_Instruction_
Pull out each line of the data that includes the word "tính".

_Stored rows_
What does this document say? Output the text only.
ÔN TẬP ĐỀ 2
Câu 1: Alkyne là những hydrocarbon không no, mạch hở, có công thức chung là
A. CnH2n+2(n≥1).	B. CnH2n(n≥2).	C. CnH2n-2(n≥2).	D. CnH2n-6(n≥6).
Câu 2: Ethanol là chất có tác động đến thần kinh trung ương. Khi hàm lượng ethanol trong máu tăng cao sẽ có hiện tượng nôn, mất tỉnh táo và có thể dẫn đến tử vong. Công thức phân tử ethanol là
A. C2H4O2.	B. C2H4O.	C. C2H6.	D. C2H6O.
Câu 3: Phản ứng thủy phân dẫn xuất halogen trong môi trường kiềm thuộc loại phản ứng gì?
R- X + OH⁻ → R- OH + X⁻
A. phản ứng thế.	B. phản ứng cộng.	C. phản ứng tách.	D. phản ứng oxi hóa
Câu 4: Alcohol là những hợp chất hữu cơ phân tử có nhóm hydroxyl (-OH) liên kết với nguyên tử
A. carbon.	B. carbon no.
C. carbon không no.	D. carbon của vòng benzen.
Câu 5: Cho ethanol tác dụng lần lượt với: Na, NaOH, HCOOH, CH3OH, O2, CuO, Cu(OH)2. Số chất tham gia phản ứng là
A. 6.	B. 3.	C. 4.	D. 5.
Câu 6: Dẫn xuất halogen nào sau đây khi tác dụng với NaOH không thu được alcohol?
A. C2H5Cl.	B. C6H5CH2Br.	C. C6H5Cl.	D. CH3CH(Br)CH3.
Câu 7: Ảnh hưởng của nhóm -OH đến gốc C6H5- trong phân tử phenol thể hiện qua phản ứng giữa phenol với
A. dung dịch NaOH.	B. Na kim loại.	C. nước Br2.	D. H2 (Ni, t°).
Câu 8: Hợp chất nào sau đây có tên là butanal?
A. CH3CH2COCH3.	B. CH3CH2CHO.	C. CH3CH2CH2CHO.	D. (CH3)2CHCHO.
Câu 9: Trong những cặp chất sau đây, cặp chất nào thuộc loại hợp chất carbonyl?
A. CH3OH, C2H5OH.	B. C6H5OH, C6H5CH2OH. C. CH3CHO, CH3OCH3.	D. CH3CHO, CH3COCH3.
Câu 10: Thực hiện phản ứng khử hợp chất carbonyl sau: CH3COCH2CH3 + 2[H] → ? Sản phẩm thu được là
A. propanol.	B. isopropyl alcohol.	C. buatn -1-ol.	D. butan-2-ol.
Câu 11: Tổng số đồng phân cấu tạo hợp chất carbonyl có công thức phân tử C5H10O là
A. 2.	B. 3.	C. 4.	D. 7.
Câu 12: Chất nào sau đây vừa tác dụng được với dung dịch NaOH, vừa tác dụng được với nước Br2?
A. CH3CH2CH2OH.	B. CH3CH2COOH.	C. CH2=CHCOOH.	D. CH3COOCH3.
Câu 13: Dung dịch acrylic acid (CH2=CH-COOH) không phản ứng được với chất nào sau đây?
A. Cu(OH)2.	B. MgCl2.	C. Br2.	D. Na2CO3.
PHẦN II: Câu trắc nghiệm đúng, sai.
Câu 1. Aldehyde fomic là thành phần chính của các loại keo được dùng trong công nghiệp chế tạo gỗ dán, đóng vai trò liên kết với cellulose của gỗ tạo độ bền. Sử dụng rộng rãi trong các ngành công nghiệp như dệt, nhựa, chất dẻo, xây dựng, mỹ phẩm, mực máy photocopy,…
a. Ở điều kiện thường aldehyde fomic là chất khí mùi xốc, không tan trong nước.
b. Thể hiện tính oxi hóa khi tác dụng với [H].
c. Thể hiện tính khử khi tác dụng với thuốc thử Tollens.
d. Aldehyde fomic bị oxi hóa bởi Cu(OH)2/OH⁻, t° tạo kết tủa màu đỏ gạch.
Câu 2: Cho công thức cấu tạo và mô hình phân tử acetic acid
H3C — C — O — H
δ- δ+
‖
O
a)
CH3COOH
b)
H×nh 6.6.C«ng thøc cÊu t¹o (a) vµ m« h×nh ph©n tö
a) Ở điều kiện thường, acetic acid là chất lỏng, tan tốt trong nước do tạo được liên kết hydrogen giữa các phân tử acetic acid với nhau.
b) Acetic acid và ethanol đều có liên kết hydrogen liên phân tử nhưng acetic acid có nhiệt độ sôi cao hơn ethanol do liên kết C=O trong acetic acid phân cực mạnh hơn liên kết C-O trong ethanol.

_Correct response_
b. Thể hiện tính oxi hóa khi tác dụng với [H].
c. Thể hiện tính khử khi tác dụng với thuốc thử Tollens.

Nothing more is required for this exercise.